* Task statement *
Reproduce every entry exactly.
* BEGIN Record set *
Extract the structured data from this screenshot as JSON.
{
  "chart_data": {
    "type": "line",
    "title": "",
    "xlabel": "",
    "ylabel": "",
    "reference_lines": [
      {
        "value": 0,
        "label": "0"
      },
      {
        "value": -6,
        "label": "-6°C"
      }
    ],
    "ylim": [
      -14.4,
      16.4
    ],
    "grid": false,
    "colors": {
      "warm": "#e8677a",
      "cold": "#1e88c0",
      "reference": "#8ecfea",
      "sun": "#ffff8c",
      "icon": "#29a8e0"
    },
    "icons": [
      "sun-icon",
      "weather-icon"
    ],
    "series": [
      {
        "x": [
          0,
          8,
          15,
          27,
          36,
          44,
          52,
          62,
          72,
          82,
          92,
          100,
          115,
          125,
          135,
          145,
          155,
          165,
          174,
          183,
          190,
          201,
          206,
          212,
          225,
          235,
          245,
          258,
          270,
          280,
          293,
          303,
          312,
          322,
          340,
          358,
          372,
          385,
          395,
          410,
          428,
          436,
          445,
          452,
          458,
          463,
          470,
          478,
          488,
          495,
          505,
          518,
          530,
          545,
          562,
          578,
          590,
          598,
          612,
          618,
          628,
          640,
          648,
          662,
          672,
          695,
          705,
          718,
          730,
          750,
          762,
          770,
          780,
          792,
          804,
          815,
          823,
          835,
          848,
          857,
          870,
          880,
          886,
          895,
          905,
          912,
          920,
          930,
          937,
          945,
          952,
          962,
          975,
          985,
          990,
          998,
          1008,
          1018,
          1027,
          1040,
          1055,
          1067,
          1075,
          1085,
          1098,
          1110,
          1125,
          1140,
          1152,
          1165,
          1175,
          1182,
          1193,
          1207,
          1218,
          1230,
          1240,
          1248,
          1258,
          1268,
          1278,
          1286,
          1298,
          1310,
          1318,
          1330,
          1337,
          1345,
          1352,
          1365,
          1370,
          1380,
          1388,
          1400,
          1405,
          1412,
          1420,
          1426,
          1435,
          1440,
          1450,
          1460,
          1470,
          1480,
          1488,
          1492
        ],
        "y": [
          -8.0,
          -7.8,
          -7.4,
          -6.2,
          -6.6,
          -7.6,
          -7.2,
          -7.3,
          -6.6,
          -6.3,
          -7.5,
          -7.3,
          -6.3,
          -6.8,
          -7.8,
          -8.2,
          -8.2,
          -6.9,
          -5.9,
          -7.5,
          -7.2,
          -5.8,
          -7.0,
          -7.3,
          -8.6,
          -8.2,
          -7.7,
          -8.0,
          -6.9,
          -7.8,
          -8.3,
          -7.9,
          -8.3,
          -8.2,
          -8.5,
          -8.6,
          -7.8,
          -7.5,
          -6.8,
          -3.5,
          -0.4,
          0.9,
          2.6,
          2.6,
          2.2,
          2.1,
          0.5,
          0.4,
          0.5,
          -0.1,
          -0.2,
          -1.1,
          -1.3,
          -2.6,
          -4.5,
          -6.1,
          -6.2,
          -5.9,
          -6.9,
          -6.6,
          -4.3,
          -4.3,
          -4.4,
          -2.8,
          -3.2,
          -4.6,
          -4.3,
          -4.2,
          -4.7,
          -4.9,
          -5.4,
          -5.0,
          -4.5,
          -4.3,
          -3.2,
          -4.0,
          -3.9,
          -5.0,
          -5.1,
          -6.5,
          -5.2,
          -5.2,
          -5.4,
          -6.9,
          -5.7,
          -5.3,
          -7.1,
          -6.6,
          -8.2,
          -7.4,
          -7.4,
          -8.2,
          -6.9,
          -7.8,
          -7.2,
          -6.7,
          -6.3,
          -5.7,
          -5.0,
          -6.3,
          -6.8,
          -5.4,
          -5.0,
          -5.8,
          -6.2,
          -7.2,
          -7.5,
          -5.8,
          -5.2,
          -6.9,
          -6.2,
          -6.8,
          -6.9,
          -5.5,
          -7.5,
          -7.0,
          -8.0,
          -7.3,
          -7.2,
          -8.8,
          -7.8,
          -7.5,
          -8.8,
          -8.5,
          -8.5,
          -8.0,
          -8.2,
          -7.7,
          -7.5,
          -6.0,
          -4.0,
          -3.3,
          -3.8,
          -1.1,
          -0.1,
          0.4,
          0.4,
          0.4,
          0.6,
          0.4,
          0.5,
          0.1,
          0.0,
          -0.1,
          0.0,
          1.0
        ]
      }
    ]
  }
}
* END Record set *
* Solved exercise *
Extract the structured data from this screenshot as JSON.
{
  "chart_data": {
    "type": "line",
    "title": "",
    "xlabel": "",
    "ylabel": "",
    "reference_lines": [
      {
        "value": 0,
        "label": "0"
      },
      {
        "value": -6,
        "label": "-6°C"
      }
    ],
    "ylim": [
      -14.4,
      16.4
    ],
    "grid": false,
    "colors": {
      "warm": "#e8677a",
      "cold": "#1e88c0",
      "reference": "#8ecfea",
      "sun": "#ffff8c",
      "icon": "#29a8e0"
    },
    "icons": [
      "sun-icon",
      "weather-icon"
    ],
    "series": [
      {
        "x": [
          0,
          8,
          15,
          27,
          36,
          44,
          52,
          62,
          72,
          82,
          92,
          100,
          115,
          125,
          135,
          145,
          155,
          165,
          174,
          183,
          190,
          201,
          206,
          212,
          225,
          235,
          245,
          258,
          270,
          280,
          293,
          303,
          312,
          322,
          340,
          358,
          372,
          385,
          395,
          410,
          428,
          436,
          445,
          452,
          458,
          463,
          470,
          478,
          488,
          495,
          505,
          518,
          530,
          545,
          562,
          578,
          590,
          598,
          612,
          618,
          628,
          640,
          648,
          662,
          672,
          695,
          705,
          718,
          730,
          750,
          762,
          770,
          780,
          792,
          804,
          815,
          823,
          835,
          848,
          857,
          870,
          880,
          886,
          895,
          905,
          912,
          920,
          930,
          937,
          945,
          952,
          962,
          975,
          985,
          990,
          998,
          1008,
          1018,
          1027,
          1040,
          1055,
          1067,
          1075,
          1085,
          1098,
          1110,
          1125,
          1140,
          1152,
          1165,
          1175,
          1182,
          1193,
          1207,
          1218,
          1230,
          1240,
          1248,
          1258,
          1268,
          1278,
          1286,
          1298,
          1310,
          1318,
          1330,
          1337,
          1345,
          1352,
          1365,
          1370,
          1380,
          1388,
          1400,
          1405,
          1412,
          1420,
          1426,
          1435,
          1440,
          1450,
          1460,
          1470,
          1480,
          1488,
          1492
        ],
        "y": [
          -8.0,
          -7.8,
          -7.4,
          -6.2,
          -6.6,
          -7.6,
          -7.2,
          -7.3,
          -6.6,
          -6.3,
          -7.5,
          -7.3,
          -6.3,
          -6.8,
          -7.8,
          -8.2,
          -8.2,
          -6.9,
          -5.9,
          -7.5,
          -7.2,
          -5.8,
          -7.0,
          -7.3,
          -8.6,
          -8.2,
          -7.7,
          -8.0,
          -6.9,
          -7.8,
          -8.3,
          -7.9,
          -8.3,
          -8.2,
          -8.5,
          -8.6,
          -7.8,
          -7.5,
          -6.8,
          -3.5,
          -0.4,
          0.9,
          2.6,
          2.6,
          2.2,
          2.1,
          0.5,
          0.4,
          0.5,
          -0.1,
          -0.2,
          -1.1,
          -1.3,
          -2.6,
          -4.5,
          -6.1,
          -6.2,
          -5.9,
          -6.9,
          -6.6,
          -4.3,
          -4.3,
          -4.4,
          -2.8,
          -3.2,
          -4.6,
          -4.3,
          -4.2,
          -4.7,
          -4.9,
          -5.4,
          -5.0,
          -4.5,
          -4.3,
          -3.2,
          -4.0,
          -3.9,
          -5.0,
          -5.1,
          -6.5,
          -5.2,
          -5.2,
          -5.4,
          -6.9,
          -5.7,
          -5.3,
          -7.1,
          -6.6,
          -8.2,
          -7.4,
          -7.4,
          -8.2,
          -6.9,
          -7.8,
          -7.2,
          -6.7,
          -6.3,
          -5.7,
          -5.0,
          -6.3,
          -6.8,
          -5.4,
          -5.0,
          -5.8,
          -6.2,
          -7.2,
          -7.5,
          -5.8,
          -5.2,
          -6.9,
          -6.2,
          -6.8,
          -6.9,
          -5.5,
          -7.5,
          -7.0,
          -8.0,
          -7.3,
          -7.2,
          -8.8,
          -7.8,
          -7.5,
          -8.8,
          -8.5,
          -8.5,
          -8.0,
          -8.2,
          -7.7,
          -7.5,
          -6.0,
          -4.0,
          -3.3,
          -3.8,
          -1.1,
          -0.1,
          0.4,
          0.4,
          0.4,
          0.6,
          0.4,
          0.5,
          0.1,
          0.0,
          -0.1,
          0.0,
          1.0
        ]
      }
    ]
  }
}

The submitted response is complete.